* [ENTRIES]

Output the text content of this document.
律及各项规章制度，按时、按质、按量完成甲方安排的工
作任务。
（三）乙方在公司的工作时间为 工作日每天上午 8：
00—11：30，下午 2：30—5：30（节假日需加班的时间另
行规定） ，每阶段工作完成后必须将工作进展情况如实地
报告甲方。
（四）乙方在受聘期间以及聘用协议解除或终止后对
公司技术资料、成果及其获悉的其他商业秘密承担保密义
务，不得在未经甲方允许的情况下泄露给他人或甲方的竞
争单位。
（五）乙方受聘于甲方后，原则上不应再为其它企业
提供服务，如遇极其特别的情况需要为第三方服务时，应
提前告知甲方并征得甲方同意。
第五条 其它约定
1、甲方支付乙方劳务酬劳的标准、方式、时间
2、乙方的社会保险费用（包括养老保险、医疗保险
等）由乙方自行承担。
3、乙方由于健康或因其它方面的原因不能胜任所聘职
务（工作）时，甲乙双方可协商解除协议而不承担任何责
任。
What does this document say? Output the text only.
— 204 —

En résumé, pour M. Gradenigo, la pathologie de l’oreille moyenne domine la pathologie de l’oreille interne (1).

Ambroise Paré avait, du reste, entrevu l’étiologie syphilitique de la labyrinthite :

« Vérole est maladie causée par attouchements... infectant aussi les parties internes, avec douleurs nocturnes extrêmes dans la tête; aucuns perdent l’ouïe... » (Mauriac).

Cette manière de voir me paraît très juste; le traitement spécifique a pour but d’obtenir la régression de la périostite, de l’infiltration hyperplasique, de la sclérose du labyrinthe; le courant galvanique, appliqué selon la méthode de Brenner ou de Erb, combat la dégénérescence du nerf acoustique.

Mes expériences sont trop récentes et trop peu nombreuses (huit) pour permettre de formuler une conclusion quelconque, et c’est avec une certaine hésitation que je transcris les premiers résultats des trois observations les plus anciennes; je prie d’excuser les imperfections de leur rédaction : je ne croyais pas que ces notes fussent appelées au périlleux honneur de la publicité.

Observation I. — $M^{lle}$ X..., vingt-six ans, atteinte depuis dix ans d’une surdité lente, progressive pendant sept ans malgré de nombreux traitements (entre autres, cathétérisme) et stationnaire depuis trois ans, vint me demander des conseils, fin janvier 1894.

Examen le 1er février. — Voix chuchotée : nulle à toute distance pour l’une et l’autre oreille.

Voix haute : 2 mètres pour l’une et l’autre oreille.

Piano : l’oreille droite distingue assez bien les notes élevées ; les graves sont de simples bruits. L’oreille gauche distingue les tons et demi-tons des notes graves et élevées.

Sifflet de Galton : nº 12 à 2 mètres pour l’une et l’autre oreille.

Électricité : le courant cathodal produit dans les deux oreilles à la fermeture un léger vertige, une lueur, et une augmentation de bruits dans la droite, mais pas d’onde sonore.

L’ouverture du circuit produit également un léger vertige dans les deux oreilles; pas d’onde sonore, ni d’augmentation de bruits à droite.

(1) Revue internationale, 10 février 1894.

* [WRITTEN PROBLEM] Report only how many lines of the listing hold the word "Output".

* [THE RESPONSE] 2